- **Written problem**: Reproduce each line bearing the word "konyvwelness".

↓

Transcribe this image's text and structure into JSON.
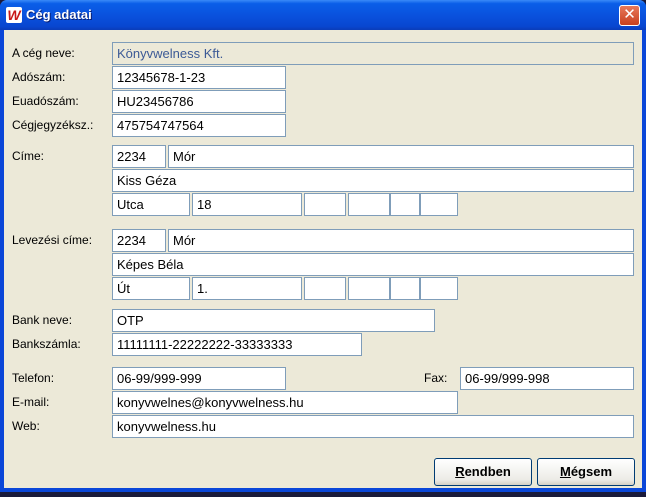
{
  "window": {
    "title": "Cég adatai",
    "close_glyph": "✕",
    "icon_glyph": "W"
  },
  "company": {
    "name_label": "A cég neve:",
    "name_value": "Könyvwelness Kft.",
    "tax_label": "Adószám:",
    "tax_value": "12345678-1-23",
    "eu_tax_label": "Euadószám:",
    "eu_tax_value": "HU23456786",
    "reg_label": "Cégjegyzéksz.:",
    "reg_value": "475754747564"
  },
  "address": {
    "label": "Címe:",
    "zip": "2234",
    "city": "Mór",
    "name": "Kiss Géza",
    "street_type": "Utca",
    "number": "18",
    "building": "",
    "stairway": "",
    "floor": "",
    "door": ""
  },
  "mailing": {
    "label": "Levezési címe:",
    "zip": "2234",
    "city": "Mór",
    "name": "Képes Béla",
    "street_type": "Út",
    "number": "1.",
    "building": "",
    "stairway": "",
    "floor": "",
    "door": ""
  },
  "bank": {
    "name_label": "Bank neve:",
    "name_value": "OTP",
    "account_label": "Bankszámla:",
    "account_value": "11111111-22222222-33333333"
  },
  "contact": {
    "phone_label": "Telefon:",
    "phone_value": "06-99/999-999",
    "fax_label": "Fax:",
    "fax_value": "06-99/999-998",
    "email_label": "E-mail:",
    "email_value": "konyvwelnes@konyvwelness.hu",
    "web_label": "Web:",
    "web_value": "konyvwelness.hu"
  },
  "buttons": {
    "ok_hotkey": "R",
    "ok_rest": "endben",
    "cancel_hotkey": "M",
    "cancel_rest": "égsem"
  }
}
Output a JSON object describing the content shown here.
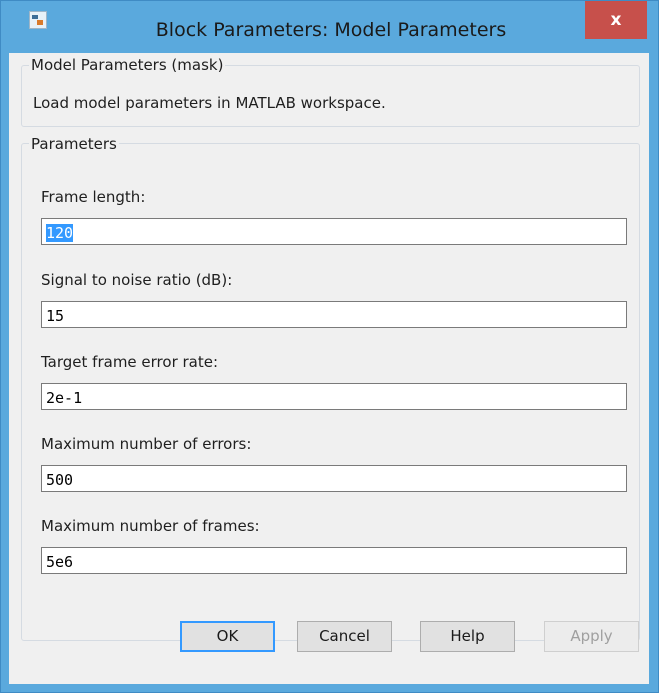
{
  "window": {
    "title": "Block Parameters: Model Parameters",
    "close_label": "x"
  },
  "mask_group": {
    "legend": "Model Parameters (mask)",
    "description": "Load model parameters in MATLAB workspace."
  },
  "params_group": {
    "legend": "Parameters",
    "fields": [
      {
        "label": "Frame length:",
        "value": "120",
        "selected": true
      },
      {
        "label": "Signal to noise ratio (dB):",
        "value": "15"
      },
      {
        "label": "Target frame error rate:",
        "value": "2e-1"
      },
      {
        "label": "Maximum number of errors:",
        "value": "500"
      },
      {
        "label": "Maximum number of frames:",
        "value": "5e6"
      }
    ]
  },
  "buttons": {
    "ok": "OK",
    "cancel": "Cancel",
    "help": "Help",
    "apply": "Apply",
    "apply_enabled": false
  },
  "colors": {
    "titlebar": "#5aa9dd",
    "close": "#c7504b",
    "selection": "#3399ff",
    "dialog_bg": "#f0f0f0"
  }
}
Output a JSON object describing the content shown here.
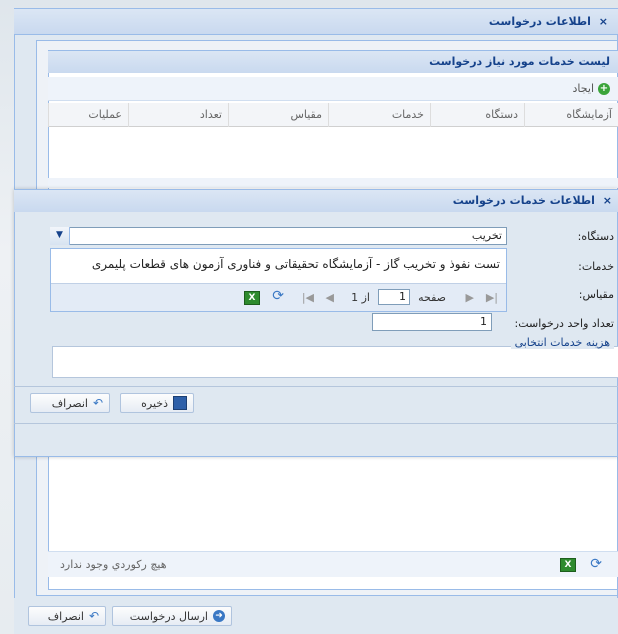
{
  "outer_window": {
    "title": "اطلاعات درخواست",
    "close_glyph": "×"
  },
  "grid": {
    "title": "لیست خدمات مورد نیاز درخواست",
    "create_label": "ایجاد",
    "columns": [
      "آزمایشگاه",
      "دستگاه",
      "خدمات",
      "مقیاس",
      "تعداد",
      "عملیات"
    ],
    "empty_text": "هیچ رکوردي وجود ندارد"
  },
  "bottom_buttons": {
    "send_label": "ارسال درخواست",
    "cancel_label": "انصراف"
  },
  "modal": {
    "title": "اطلاعات خدمات درخواست",
    "close_glyph": "×",
    "device_label": "دستگاه:",
    "device_value": "تخریب",
    "services_label": "خدمات:",
    "scale_label": "مقیاس:",
    "qty_label": "تعداد واحد درخواست:",
    "qty_value": "1",
    "fee_legend": "هزینه خدمات انتخابی",
    "save_label": "ذخیره",
    "cancel_label": "انصراف"
  },
  "dropdown": {
    "items": [
      "تست نفوذ و تخریب گاز - آزمایشگاه تحقیقاتی و فناوری آزمون های قطعات پلیمری"
    ],
    "paging": {
      "page_word": "صفحه",
      "page_value": "1",
      "of_text": "از 1"
    }
  },
  "colors": {
    "accent": "#15428b",
    "border": "#99bbe8",
    "panel": "#dfe8f1"
  }
}
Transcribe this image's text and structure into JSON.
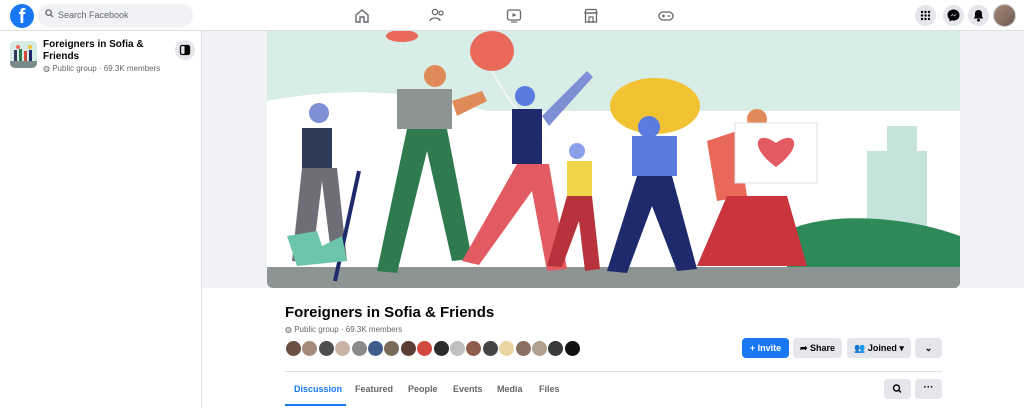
{
  "topbar": {
    "logo_letter": "f",
    "search_placeholder": "Search Facebook",
    "nav_icons": [
      "home-icon",
      "friends-icon",
      "watch-icon",
      "marketplace-icon",
      "gaming-icon"
    ],
    "right_icons": [
      "menu-grid-icon",
      "messenger-icon",
      "notifications-icon",
      "account-avatar"
    ]
  },
  "sidebar": {
    "group_name": "Foreigners in Sofia & Friends",
    "group_meta": "Public group · 69.3K members"
  },
  "group": {
    "title": "Foreigners in Sofia & Friends",
    "meta": "Public group · 69.3K members",
    "member_colors": [
      "#6b4f45",
      "#a58a7c",
      "#4e4e4e",
      "#c9b3a6",
      "#8a8a8a",
      "#3f5d8a",
      "#7a6a5a",
      "#5b3e33",
      "#d24a3f",
      "#2b2b2b",
      "#c0c0c0",
      "#8e5d4a",
      "#444444",
      "#e8d5a0",
      "#8b6f62",
      "#b0a090",
      "#3a3a3a",
      "#111111"
    ],
    "buttons": {
      "invite": "+ Invite",
      "share": "Share",
      "joined": "Joined",
      "more": "⌄"
    },
    "tabs": [
      "Discussion",
      "Featured",
      "People",
      "Events",
      "Media",
      "Files"
    ],
    "active_tab": "Discussion",
    "tab_search_icon": "search-icon",
    "tab_more": "···"
  },
  "colors": {
    "brand": "#1877f2",
    "background": "#f0f2f5",
    "secondary_button": "#e4e6eb"
  }
}
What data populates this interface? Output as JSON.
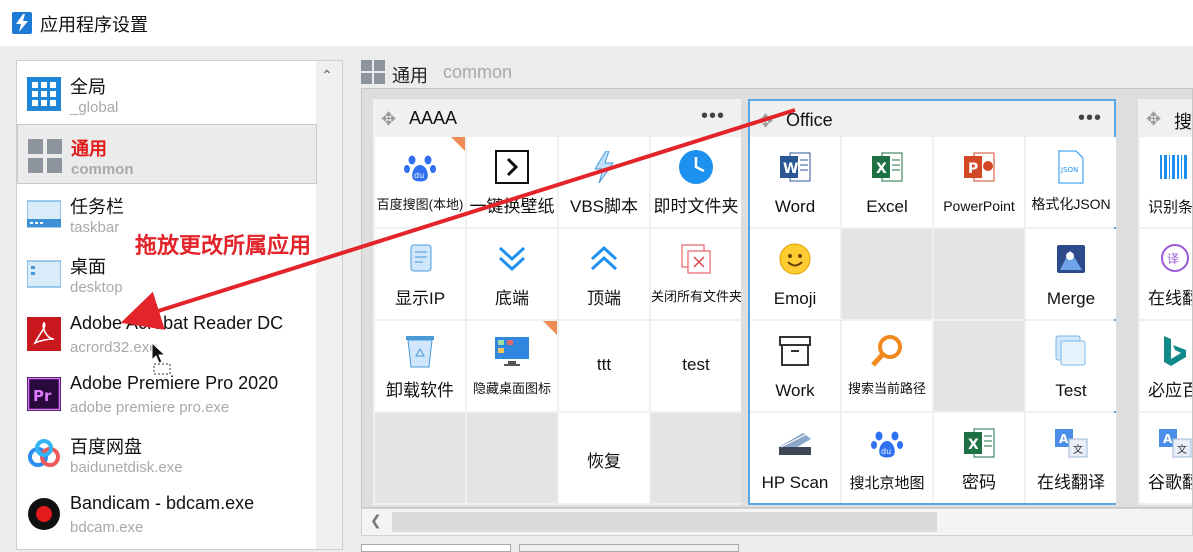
{
  "window": {
    "title": "应用程序设置"
  },
  "app_list": [
    {
      "title": "全局",
      "subtitle": "_global",
      "icon": "grid-icon"
    },
    {
      "title": "通用",
      "subtitle": "common",
      "icon": "tiles-icon",
      "selected": true
    },
    {
      "title": "任务栏",
      "subtitle": "taskbar",
      "icon": "taskbar-icon"
    },
    {
      "title": "桌面",
      "subtitle": "desktop",
      "icon": "desktop-icon"
    },
    {
      "title": "Adobe Acrobat Reader DC",
      "subtitle": "acrord32.exe",
      "icon": "acrobat-icon"
    },
    {
      "title": "Adobe Premiere Pro 2020",
      "subtitle": "adobe premiere pro.exe",
      "icon": "premiere-icon"
    },
    {
      "title": "百度网盘",
      "subtitle": "baidunetdisk.exe",
      "icon": "baidunetdisk-icon"
    },
    {
      "title": "Bandicam - bdcam.exe",
      "subtitle": "bdcam.exe",
      "icon": "bandicam-icon"
    }
  ],
  "header": {
    "title": "通用",
    "subtitle": "common"
  },
  "annotation": "拖放更改所属应用",
  "groups": [
    {
      "title": "AAAA",
      "menu": "•••",
      "tiles": [
        {
          "label": "百度搜图(本地)",
          "icon": "baidu-paw-icon",
          "small": true,
          "badge": true
        },
        {
          "label": "一键换壁纸",
          "icon": "terminal-arrow-icon"
        },
        {
          "label": "VBS脚本",
          "icon": "lightning-icon"
        },
        {
          "label": "即时文件夹",
          "icon": "clock-icon"
        },
        {
          "label": "显示IP",
          "icon": "scroll-icon"
        },
        {
          "label": "底端",
          "icon": "double-chevron-down-icon"
        },
        {
          "label": "顶端",
          "icon": "double-chevron-up-icon"
        },
        {
          "label": "关闭所有文件夹",
          "icon": "close-windows-icon",
          "small": true
        },
        {
          "label": "卸载软件",
          "icon": "recycle-bin-icon"
        },
        {
          "label": "隐藏桌面图标",
          "icon": "monitor-icon",
          "small": true,
          "badge": true
        },
        {
          "label": "ttt",
          "icon": ""
        },
        {
          "label": "test",
          "icon": ""
        },
        {
          "label": "",
          "empty": true
        },
        {
          "label": "",
          "empty": true
        },
        {
          "label": "恢复",
          "icon": ""
        },
        {
          "label": "",
          "empty": true
        }
      ]
    },
    {
      "title": "Office",
      "menu": "•••",
      "tiles": [
        {
          "label": "Word",
          "icon": "word-icon"
        },
        {
          "label": "Excel",
          "icon": "excel-icon"
        },
        {
          "label": "PowerPoint",
          "icon": "powerpoint-icon",
          "small_font": true
        },
        {
          "label": "格式化JSON",
          "icon": "json-file-icon",
          "small_font": true
        },
        {
          "label": "Emoji",
          "icon": "smiley-icon"
        },
        {
          "label": "",
          "empty": true
        },
        {
          "label": "",
          "empty": true
        },
        {
          "label": "Merge",
          "icon": "merge-icon"
        },
        {
          "label": "Work",
          "icon": "archive-box-icon"
        },
        {
          "label": "搜索当前路径",
          "icon": "magnifier-icon",
          "small": true
        },
        {
          "label": "",
          "empty": true
        },
        {
          "label": "Test",
          "icon": "window-stack-icon"
        },
        {
          "label": "HP Scan",
          "icon": "scanner-icon"
        },
        {
          "label": "搜北京地图",
          "icon": "baidu-paw-icon",
          "small_font": true
        },
        {
          "label": "密码",
          "icon": "excel-icon"
        },
        {
          "label": "在线翻译",
          "icon": "translate-icon"
        }
      ]
    },
    {
      "title": "搜",
      "tiles": [
        {
          "label": "识别条",
          "icon": "barcode-icon",
          "small_font": true
        },
        {
          "label": "在线翻",
          "icon": "translate-bubble-icon"
        },
        {
          "label": "必应百",
          "icon": "bing-icon"
        },
        {
          "label": "谷歌翻",
          "icon": "translate-icon"
        }
      ]
    }
  ],
  "colors": {
    "accent_red": "#e3242b",
    "selection_blue": "#5aa7e3",
    "badge_orange": "#f08b5a"
  }
}
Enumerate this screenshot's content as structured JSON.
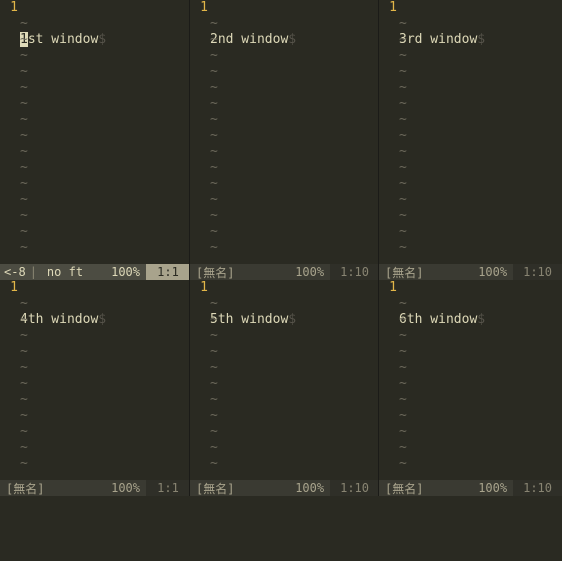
{
  "tildes_top": "~\n~\n~\n~\n~\n~\n~\n~\n~\n~\n~\n~\n~\n~\n~",
  "tildes_bot": "~\n~\n~\n~\n~\n~\n~\n~\n~\n~\n~",
  "eol_marker": "$",
  "panes": {
    "top": [
      {
        "line_num": "1",
        "pre_cursor": "",
        "cursor": "1",
        "post_cursor": "st window",
        "status": {
          "active": true,
          "prefix": "<-8",
          "sep": "|",
          "filetype": "no ft",
          "percent": "100%",
          "pos": "1:1"
        }
      },
      {
        "line_num": "1",
        "text": "2nd window",
        "status": {
          "active": false,
          "name": "[無名]",
          "percent": "100%",
          "pos": "1:10"
        }
      },
      {
        "line_num": "1",
        "text": "3rd window",
        "status": {
          "active": false,
          "name": "[無名]",
          "percent": "100%",
          "pos": "1:10"
        }
      }
    ],
    "bot": [
      {
        "line_num": "1",
        "text": "4th window",
        "status": {
          "active": false,
          "name": "[無名]",
          "percent": "100%",
          "pos": "1:1"
        }
      },
      {
        "line_num": "1",
        "text": "5th window",
        "status": {
          "active": false,
          "name": "[無名]",
          "percent": "100%",
          "pos": "1:10"
        }
      },
      {
        "line_num": "1",
        "text": "6th window",
        "status": {
          "active": false,
          "name": "[無名]",
          "percent": "100%",
          "pos": "1:10"
        }
      }
    ]
  }
}
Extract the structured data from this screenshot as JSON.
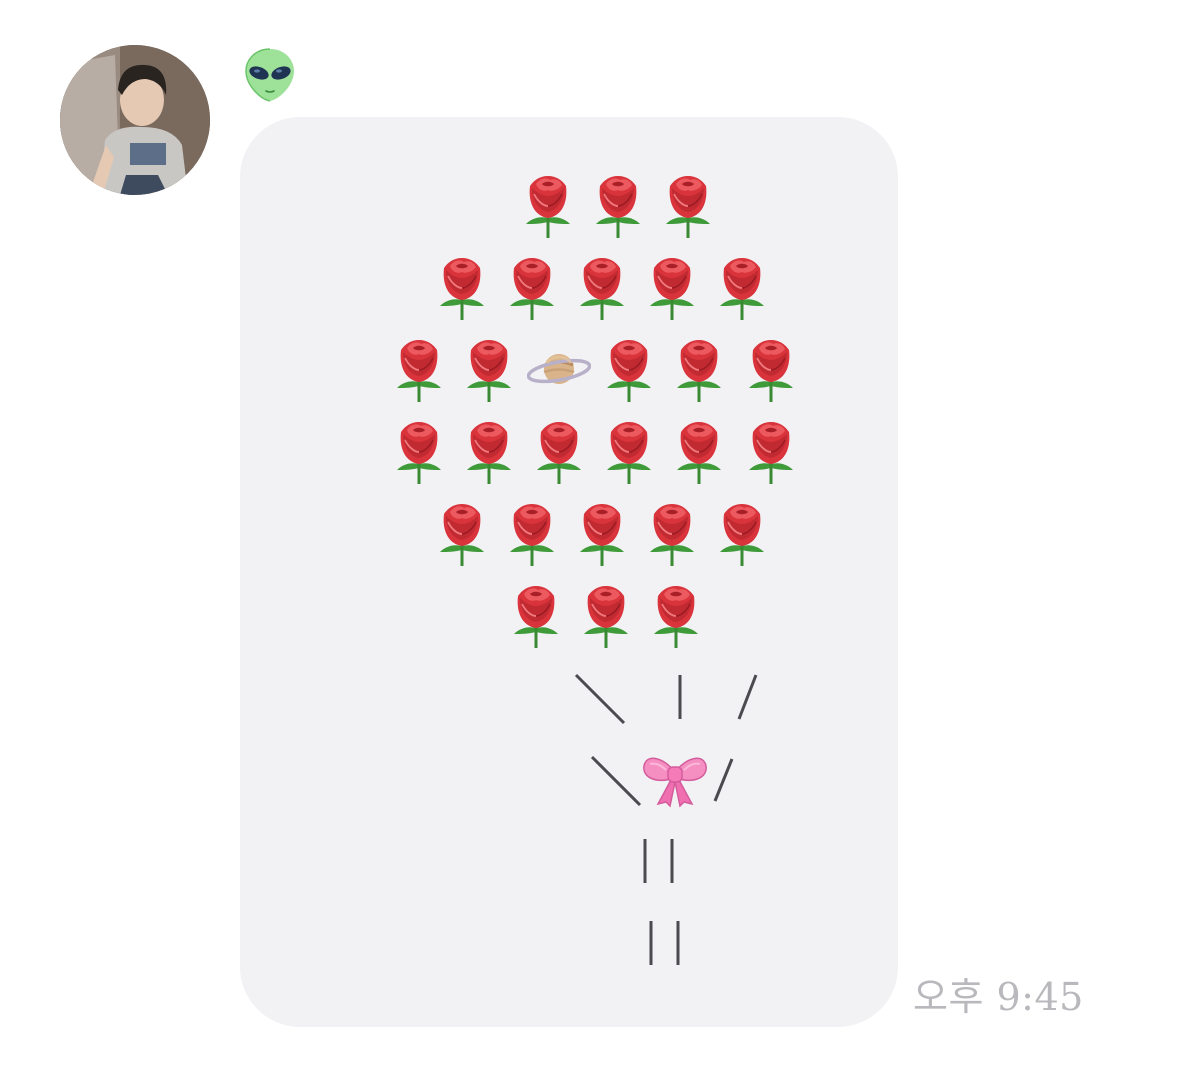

↑

- **Result for this task**:
    "email_value": "konyvwelnes@konyvwelness.hu",
    "web_value": "konyvwelness.hu"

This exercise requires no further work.